··· SUPPLIED RECORDS

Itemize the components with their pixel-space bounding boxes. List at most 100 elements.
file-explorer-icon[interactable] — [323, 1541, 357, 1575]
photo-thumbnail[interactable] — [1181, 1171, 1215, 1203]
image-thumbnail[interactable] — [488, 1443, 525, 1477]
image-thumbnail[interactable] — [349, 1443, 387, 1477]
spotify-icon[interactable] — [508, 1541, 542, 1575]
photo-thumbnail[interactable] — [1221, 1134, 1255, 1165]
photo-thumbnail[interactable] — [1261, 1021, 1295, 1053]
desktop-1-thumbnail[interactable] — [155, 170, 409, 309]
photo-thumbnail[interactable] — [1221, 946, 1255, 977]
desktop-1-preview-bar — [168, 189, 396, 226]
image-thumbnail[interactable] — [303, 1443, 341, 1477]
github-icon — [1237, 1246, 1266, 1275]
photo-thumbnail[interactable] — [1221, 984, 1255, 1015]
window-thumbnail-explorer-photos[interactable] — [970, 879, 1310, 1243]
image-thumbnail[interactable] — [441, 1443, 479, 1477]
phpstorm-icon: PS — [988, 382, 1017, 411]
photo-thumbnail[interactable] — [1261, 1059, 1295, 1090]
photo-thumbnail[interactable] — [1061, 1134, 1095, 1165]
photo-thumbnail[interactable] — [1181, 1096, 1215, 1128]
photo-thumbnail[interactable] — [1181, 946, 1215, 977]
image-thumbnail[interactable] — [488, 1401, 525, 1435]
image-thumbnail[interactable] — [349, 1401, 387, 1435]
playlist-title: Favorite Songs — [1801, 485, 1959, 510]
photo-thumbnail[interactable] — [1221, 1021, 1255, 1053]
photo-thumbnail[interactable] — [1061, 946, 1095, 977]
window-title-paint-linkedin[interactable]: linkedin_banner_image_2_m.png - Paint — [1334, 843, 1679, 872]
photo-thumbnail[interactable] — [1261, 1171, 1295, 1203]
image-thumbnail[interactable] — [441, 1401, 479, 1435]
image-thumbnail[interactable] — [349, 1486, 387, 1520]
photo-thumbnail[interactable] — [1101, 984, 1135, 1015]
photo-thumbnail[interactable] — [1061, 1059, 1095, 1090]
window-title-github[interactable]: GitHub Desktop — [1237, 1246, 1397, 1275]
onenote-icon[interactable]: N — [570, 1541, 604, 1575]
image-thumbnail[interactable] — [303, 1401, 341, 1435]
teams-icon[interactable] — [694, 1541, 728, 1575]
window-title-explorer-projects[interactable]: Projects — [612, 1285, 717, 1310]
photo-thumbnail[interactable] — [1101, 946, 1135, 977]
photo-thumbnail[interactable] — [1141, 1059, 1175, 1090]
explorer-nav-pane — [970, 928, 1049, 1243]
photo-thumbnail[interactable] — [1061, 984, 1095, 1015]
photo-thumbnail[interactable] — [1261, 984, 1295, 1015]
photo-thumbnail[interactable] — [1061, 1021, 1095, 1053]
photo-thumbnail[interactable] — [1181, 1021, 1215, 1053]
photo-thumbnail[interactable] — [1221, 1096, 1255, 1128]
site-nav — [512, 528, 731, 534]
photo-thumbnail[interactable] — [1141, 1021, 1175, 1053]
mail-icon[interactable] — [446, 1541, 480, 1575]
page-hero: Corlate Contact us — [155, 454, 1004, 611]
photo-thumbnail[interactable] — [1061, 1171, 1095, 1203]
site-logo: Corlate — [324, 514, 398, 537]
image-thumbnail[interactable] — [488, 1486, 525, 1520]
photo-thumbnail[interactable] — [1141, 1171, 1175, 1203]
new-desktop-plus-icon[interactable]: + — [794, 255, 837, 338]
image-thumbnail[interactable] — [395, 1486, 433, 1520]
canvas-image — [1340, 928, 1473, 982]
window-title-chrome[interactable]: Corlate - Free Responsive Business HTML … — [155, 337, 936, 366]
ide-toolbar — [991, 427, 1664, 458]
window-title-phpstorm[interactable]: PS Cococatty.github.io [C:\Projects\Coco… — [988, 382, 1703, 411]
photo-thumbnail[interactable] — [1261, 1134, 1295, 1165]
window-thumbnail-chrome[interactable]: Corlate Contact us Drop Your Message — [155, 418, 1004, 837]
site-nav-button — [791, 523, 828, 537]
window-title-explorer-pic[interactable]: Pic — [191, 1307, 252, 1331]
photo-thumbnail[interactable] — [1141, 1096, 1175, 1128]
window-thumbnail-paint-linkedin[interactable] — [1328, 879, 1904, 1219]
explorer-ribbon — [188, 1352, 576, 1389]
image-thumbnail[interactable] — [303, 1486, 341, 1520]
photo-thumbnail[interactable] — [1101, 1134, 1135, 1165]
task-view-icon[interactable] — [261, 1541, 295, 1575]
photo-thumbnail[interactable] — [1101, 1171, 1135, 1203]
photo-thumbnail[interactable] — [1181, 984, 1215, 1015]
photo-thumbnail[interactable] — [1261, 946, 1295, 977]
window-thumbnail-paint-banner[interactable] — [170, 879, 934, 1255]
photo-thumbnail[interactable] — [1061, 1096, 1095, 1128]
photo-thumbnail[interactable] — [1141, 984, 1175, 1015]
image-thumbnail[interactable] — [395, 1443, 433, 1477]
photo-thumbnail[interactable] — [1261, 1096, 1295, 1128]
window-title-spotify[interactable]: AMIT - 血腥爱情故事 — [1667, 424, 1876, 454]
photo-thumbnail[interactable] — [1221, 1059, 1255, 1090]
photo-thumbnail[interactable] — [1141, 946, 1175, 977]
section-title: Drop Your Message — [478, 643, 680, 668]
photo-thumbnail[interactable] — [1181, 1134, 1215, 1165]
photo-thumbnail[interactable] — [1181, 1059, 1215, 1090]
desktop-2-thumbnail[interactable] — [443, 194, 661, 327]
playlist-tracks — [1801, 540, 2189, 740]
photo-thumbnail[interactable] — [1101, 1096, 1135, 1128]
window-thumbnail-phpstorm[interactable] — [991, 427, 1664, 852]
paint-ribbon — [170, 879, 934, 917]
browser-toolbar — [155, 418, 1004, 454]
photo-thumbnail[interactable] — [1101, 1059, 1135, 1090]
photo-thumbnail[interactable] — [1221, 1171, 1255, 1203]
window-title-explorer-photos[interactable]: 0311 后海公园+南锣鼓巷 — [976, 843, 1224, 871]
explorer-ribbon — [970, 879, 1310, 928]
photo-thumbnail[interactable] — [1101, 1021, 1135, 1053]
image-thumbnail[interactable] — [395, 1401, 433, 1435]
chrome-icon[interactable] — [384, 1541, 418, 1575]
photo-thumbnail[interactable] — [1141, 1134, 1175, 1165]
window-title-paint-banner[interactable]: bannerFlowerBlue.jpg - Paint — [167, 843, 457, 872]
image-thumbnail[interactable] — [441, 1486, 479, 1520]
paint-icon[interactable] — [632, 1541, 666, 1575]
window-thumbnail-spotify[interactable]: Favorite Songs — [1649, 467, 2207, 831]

······

* TASK DIRECTIONS *
Print the entries above line for line, with no changes.

* ANSWER TO THE EXERCISE *
Itemize the components with their pixel-space bounding boxes. List at most 100 elements.
file-explorer-icon[interactable] — [323, 1541, 357, 1575]
photo-thumbnail[interactable] — [1181, 1171, 1215, 1203]
image-thumbnail[interactable] — [488, 1443, 525, 1477]
image-thumbnail[interactable] — [349, 1443, 387, 1477]
spotify-icon[interactable] — [508, 1541, 542, 1575]
photo-thumbnail[interactable] — [1221, 1134, 1255, 1165]
photo-thumbnail[interactable] — [1261, 1021, 1295, 1053]
desktop-1-thumbnail[interactable] — [155, 170, 409, 309]
photo-thumbnail[interactable] — [1221, 946, 1255, 977]
desktop-1-preview-bar — [168, 189, 396, 226]
image-thumbnail[interactable] — [303, 1443, 341, 1477]
github-icon — [1237, 1246, 1266, 1275]
photo-thumbnail[interactable] — [1221, 984, 1255, 1015]
window-thumbnail-explorer-photos[interactable] — [970, 879, 1310, 1243]
image-thumbnail[interactable] — [441, 1443, 479, 1477]
phpstorm-icon: PS — [988, 382, 1017, 411]
photo-thumbnail[interactable] — [1261, 1059, 1295, 1090]
photo-thumbnail[interactable] — [1061, 1134, 1095, 1165]
photo-thumbnail[interactable] — [1181, 1096, 1215, 1128]
photo-thumbnail[interactable] — [1181, 946, 1215, 977]
image-thumbnail[interactable] — [488, 1401, 525, 1435]
image-thumbnail[interactable] — [349, 1401, 387, 1435]
playlist-title: Favorite Songs — [1801, 485, 1959, 510]
photo-thumbnail[interactable] — [1221, 1021, 1255, 1053]
photo-thumbnail[interactable] — [1061, 946, 1095, 977]
window-title-paint-linkedin[interactable]: linkedin_banner_image_2_m.png - Paint — [1334, 843, 1679, 872]
photo-thumbnail[interactable] — [1261, 1171, 1295, 1203]
image-thumbnail[interactable] — [441, 1401, 479, 1435]
image-thumbnail[interactable] — [349, 1486, 387, 1520]
photo-thumbnail[interactable] — [1101, 984, 1135, 1015]
photo-thumbnail[interactable] — [1061, 1059, 1095, 1090]
window-title-github[interactable]: GitHub Desktop — [1237, 1246, 1397, 1275]
onenote-icon[interactable]: N — [570, 1541, 604, 1575]
image-thumbnail[interactable] — [303, 1401, 341, 1435]
teams-icon[interactable] — [694, 1541, 728, 1575]
window-title-explorer-projects[interactable]: Projects — [612, 1285, 717, 1310]
photo-thumbnail[interactable] — [1101, 946, 1135, 977]
photo-thumbnail[interactable] — [1141, 1059, 1175, 1090]
explorer-nav-pane — [970, 928, 1049, 1243]
photo-thumbnail[interactable] — [1061, 984, 1095, 1015]
photo-thumbnail[interactable] — [1261, 984, 1295, 1015]
photo-thumbnail[interactable] — [1061, 1021, 1095, 1053]
photo-thumbnail[interactable] — [1181, 1021, 1215, 1053]
photo-thumbnail[interactable] — [1221, 1096, 1255, 1128]
site-nav — [512, 528, 731, 534]
photo-thumbnail[interactable] — [1141, 1021, 1175, 1053]
mail-icon[interactable] — [446, 1541, 480, 1575]
page-hero: Corlate Contact us — [155, 454, 1004, 611]
photo-thumbnail[interactable] — [1061, 1171, 1095, 1203]
site-logo: Corlate — [324, 514, 398, 537]
image-thumbnail[interactable] — [488, 1486, 525, 1520]
photo-thumbnail[interactable] — [1141, 1171, 1175, 1203]
new-desktop-plus-icon[interactable]: + — [794, 255, 837, 338]
image-thumbnail[interactable] — [395, 1486, 433, 1520]
canvas-image — [1340, 928, 1473, 982]
window-title-chrome[interactable]: Corlate - Free Responsive Business HTML … — [155, 337, 936, 366]
ide-toolbar — [991, 427, 1664, 458]
window-title-phpstorm[interactable]: PS Cococatty.github.io [C:\Projects\Coco… — [988, 382, 1703, 411]
photo-thumbnail[interactable] — [1261, 1134, 1295, 1165]
window-thumbnail-chrome[interactable]: Corlate Contact us Drop Your Message — [155, 418, 1004, 837]
site-nav-button — [791, 523, 828, 537]
window-title-explorer-pic[interactable]: Pic — [191, 1307, 252, 1331]
photo-thumbnail[interactable] — [1141, 1096, 1175, 1128]
window-thumbnail-paint-linkedin[interactable] — [1328, 879, 1904, 1219]
explorer-ribbon — [188, 1352, 576, 1389]
image-thumbnail[interactable] — [303, 1486, 341, 1520]
photo-thumbnail[interactable] — [1101, 1134, 1135, 1165]
task-view-icon[interactable] — [261, 1541, 295, 1575]
photo-thumbnail[interactable] — [1101, 1171, 1135, 1203]
photo-thumbnail[interactable] — [1181, 984, 1215, 1015]
photo-thumbnail[interactable] — [1261, 946, 1295, 977]
window-thumbnail-paint-banner[interactable] — [170, 879, 934, 1255]
photo-thumbnail[interactable] — [1061, 1096, 1095, 1128]
photo-thumbnail[interactable] — [1141, 984, 1175, 1015]
image-thumbnail[interactable] — [395, 1443, 433, 1477]
photo-thumbnail[interactable] — [1261, 1096, 1295, 1128]
window-title-spotify[interactable]: AMIT - 血腥爱情故事 — [1667, 424, 1876, 454]
photo-thumbnail[interactable] — [1221, 1059, 1255, 1090]
photo-thumbnail[interactable] — [1141, 946, 1175, 977]
section-title: Drop Your Message — [478, 643, 680, 668]
photo-thumbnail[interactable] — [1181, 1134, 1215, 1165]
photo-thumbnail[interactable] — [1181, 1059, 1215, 1090]
desktop-2-thumbnail[interactable] — [443, 194, 661, 327]
playlist-tracks — [1801, 540, 2189, 740]
photo-thumbnail[interactable] — [1101, 1096, 1135, 1128]
window-thumbnail-phpstorm[interactable] — [991, 427, 1664, 852]
paint-ribbon — [170, 879, 934, 917]
browser-toolbar — [155, 418, 1004, 454]
photo-thumbnail[interactable] — [1101, 1059, 1135, 1090]
photo-thumbnail[interactable] — [1221, 1171, 1255, 1203]
window-title-explorer-photos[interactable]: 0311 后海公园+南锣鼓巷 — [976, 843, 1224, 871]
explorer-ribbon — [970, 879, 1310, 928]
photo-thumbnail[interactable] — [1101, 1021, 1135, 1053]
image-thumbnail[interactable] — [395, 1401, 433, 1435]
chrome-icon[interactable] — [384, 1541, 418, 1575]
photo-thumbnail[interactable] — [1141, 1134, 1175, 1165]
window-title-paint-banner[interactable]: bannerFlowerBlue.jpg - Paint — [167, 843, 457, 872]
image-thumbnail[interactable] — [441, 1486, 479, 1520]
paint-icon[interactable] — [632, 1541, 666, 1575]
window-thumbnail-spotify[interactable]: Favorite Songs — [1649, 467, 2207, 831]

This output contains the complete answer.